| Text extract |

**********

The present invention relates to the field of computer graphics. Many computer graphic images are created by mathematically modeling the interaction of light with a three dimensional scene from a given viewpoint. This process, called rendering, generates a two-dimensional image of the scene from the given viewpoint, and is analogous to taking a photograph of a real-world scene.
As the demand for computer graphics, and in particular for real-time computer graphics, has increased, computer systems with graphics processing subsystems adapted to accelerate the rendering process have become widespread. In these computer systems, the rendering process is divided between a computer's general purpose central processing unit (CPU) and the graphics processing subsystem. Typically, the CPU performs high level operations, such as determining the position, motion, and collision of objects in a given scene. From these high level operations, the CPU generates a set of rendering commands and data defining the desired rendered image or images. For example, rendering commands and data can define scene geometry, lighting, shading, texturing, motion, and/or camera parameters for a scene. The graphics processing subsystem creates one or more rendered images from the set of rendering commands and data.
Texture mapping is the process of applying color or transparency information in a two-dimensional image, referred to as a texture map or texture, to all or a portion of a surface in three-dimensional space. Visually, texture mapping “wraps” a flat image on to a three-dimensional surface or object.
One problem with texture mapping arises from alias artifacts. Rendered images are typically comprised of a number of individual pixels, each having a color value determined from a corresponding portion of three-dimensional scene. For pixels corresponding to the surface with the texture map, each pixel may represent any number of texture map pixels (or texels), depending upon the orientation of the surface with reference to the viewer. For example, when a surface is close to the viewer, multiple pixels of a rendered image may correspond with a single texel. This is referred to as texture magnification. Conversely, when the surface is very distant from the viewer, a pixel may correspond with multiple texels. This is referred to as texture minification. As a texture is minified, if the pixel does not sample and filter the texture map appropriately for a given surface orientation, visual aliasing artifacts will appear in the rendered image.

**********

| Given request |
List everything the computer graphics passage says rendering commands and data can define for a scene.

**********

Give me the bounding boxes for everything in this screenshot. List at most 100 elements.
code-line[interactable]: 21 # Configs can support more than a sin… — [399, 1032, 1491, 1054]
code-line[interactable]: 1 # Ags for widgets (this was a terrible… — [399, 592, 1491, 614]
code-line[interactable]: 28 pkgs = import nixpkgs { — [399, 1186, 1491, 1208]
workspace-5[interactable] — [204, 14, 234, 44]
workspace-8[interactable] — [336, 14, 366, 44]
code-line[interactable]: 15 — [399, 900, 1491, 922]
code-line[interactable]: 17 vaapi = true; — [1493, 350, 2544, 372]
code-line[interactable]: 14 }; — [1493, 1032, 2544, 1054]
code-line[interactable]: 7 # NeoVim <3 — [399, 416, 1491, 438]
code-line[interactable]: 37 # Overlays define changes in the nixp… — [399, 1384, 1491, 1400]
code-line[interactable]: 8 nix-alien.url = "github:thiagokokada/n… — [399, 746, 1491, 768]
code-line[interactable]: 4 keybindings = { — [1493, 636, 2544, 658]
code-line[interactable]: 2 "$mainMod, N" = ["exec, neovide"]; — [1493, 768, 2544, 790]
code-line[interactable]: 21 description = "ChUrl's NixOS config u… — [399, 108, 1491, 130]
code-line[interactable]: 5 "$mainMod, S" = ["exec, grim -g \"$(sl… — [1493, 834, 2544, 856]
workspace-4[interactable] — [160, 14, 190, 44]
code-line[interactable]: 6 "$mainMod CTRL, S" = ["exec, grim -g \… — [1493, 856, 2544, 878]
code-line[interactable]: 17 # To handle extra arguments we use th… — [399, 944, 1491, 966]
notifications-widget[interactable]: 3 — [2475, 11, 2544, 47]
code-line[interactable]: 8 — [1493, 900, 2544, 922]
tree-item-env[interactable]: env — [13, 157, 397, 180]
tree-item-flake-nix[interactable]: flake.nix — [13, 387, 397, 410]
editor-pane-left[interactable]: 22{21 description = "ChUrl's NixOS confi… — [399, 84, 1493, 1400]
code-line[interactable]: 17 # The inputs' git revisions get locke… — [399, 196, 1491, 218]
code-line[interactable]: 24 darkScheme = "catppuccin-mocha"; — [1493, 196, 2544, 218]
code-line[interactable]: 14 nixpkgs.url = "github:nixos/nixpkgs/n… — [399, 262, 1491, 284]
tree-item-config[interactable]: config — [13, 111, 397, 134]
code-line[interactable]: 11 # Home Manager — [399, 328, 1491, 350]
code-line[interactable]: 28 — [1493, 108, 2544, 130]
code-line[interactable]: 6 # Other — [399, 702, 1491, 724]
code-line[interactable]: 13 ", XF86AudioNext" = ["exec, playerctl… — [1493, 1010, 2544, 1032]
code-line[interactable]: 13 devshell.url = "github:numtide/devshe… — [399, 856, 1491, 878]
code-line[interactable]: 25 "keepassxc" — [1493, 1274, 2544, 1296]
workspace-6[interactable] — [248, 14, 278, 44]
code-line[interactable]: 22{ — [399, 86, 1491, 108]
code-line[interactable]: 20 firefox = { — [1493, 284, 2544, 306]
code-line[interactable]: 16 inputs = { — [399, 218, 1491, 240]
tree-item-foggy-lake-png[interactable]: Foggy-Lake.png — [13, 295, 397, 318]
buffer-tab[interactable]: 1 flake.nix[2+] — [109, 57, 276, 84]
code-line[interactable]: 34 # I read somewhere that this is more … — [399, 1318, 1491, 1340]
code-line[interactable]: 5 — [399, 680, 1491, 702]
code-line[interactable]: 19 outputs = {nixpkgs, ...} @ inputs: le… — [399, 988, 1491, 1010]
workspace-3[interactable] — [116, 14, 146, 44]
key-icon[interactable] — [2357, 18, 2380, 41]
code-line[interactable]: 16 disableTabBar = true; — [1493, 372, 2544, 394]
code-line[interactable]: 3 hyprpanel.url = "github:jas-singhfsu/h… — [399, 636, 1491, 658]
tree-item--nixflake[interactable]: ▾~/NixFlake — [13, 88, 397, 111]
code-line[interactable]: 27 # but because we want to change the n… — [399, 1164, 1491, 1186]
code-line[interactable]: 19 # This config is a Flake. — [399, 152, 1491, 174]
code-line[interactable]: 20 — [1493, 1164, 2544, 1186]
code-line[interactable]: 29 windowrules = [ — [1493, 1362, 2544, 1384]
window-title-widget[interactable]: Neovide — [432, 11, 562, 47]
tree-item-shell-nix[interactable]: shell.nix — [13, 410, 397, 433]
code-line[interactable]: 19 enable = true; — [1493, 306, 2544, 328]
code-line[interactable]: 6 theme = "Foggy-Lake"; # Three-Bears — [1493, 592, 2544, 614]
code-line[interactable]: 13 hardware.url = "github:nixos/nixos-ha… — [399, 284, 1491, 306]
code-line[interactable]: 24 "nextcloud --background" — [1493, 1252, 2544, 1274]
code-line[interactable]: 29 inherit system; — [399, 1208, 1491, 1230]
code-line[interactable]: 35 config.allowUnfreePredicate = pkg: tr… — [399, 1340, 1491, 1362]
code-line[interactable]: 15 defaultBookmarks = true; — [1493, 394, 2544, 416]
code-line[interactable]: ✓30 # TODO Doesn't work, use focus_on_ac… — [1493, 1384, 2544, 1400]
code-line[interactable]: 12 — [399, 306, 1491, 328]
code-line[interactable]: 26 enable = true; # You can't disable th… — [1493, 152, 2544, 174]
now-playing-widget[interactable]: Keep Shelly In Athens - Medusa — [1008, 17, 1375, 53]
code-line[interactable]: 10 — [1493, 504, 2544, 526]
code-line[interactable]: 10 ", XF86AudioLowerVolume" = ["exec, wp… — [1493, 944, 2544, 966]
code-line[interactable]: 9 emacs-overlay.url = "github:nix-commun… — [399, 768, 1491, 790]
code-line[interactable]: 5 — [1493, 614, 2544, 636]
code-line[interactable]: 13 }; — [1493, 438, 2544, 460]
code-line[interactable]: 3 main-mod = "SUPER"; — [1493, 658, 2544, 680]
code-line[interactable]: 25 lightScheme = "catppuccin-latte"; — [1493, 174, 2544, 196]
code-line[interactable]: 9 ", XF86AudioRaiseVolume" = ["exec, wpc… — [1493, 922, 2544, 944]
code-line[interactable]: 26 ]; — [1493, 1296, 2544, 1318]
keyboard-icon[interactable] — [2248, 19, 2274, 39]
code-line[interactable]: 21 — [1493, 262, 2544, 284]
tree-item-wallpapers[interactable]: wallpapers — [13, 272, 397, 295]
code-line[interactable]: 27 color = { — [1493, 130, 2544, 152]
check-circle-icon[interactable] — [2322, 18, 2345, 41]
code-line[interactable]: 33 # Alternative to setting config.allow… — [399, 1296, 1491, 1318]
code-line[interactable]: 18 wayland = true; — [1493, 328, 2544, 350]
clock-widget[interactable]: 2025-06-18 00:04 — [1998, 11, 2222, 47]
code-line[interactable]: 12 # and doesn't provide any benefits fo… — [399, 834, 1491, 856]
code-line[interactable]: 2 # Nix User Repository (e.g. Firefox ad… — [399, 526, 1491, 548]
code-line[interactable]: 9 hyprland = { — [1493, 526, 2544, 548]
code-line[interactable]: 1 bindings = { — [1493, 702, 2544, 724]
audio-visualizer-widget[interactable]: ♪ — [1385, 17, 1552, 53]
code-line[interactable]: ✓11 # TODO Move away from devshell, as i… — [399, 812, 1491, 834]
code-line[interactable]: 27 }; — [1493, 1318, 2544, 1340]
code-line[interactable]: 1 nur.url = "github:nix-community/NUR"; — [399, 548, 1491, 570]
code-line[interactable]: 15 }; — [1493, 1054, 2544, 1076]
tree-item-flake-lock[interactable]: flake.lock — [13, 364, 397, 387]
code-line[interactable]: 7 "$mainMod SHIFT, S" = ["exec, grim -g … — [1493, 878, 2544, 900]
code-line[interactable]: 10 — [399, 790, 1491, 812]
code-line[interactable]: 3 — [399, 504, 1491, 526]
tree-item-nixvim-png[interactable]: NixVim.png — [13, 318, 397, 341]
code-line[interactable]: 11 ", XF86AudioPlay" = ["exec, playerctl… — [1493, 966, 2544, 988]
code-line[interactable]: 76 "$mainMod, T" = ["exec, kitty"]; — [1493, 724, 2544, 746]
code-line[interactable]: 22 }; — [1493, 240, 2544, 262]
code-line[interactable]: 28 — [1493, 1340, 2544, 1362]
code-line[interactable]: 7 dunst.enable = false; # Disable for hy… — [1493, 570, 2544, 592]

**********

| Expected output |
Scene geometry, lighting, shading, texturing, motion, and camera parameters.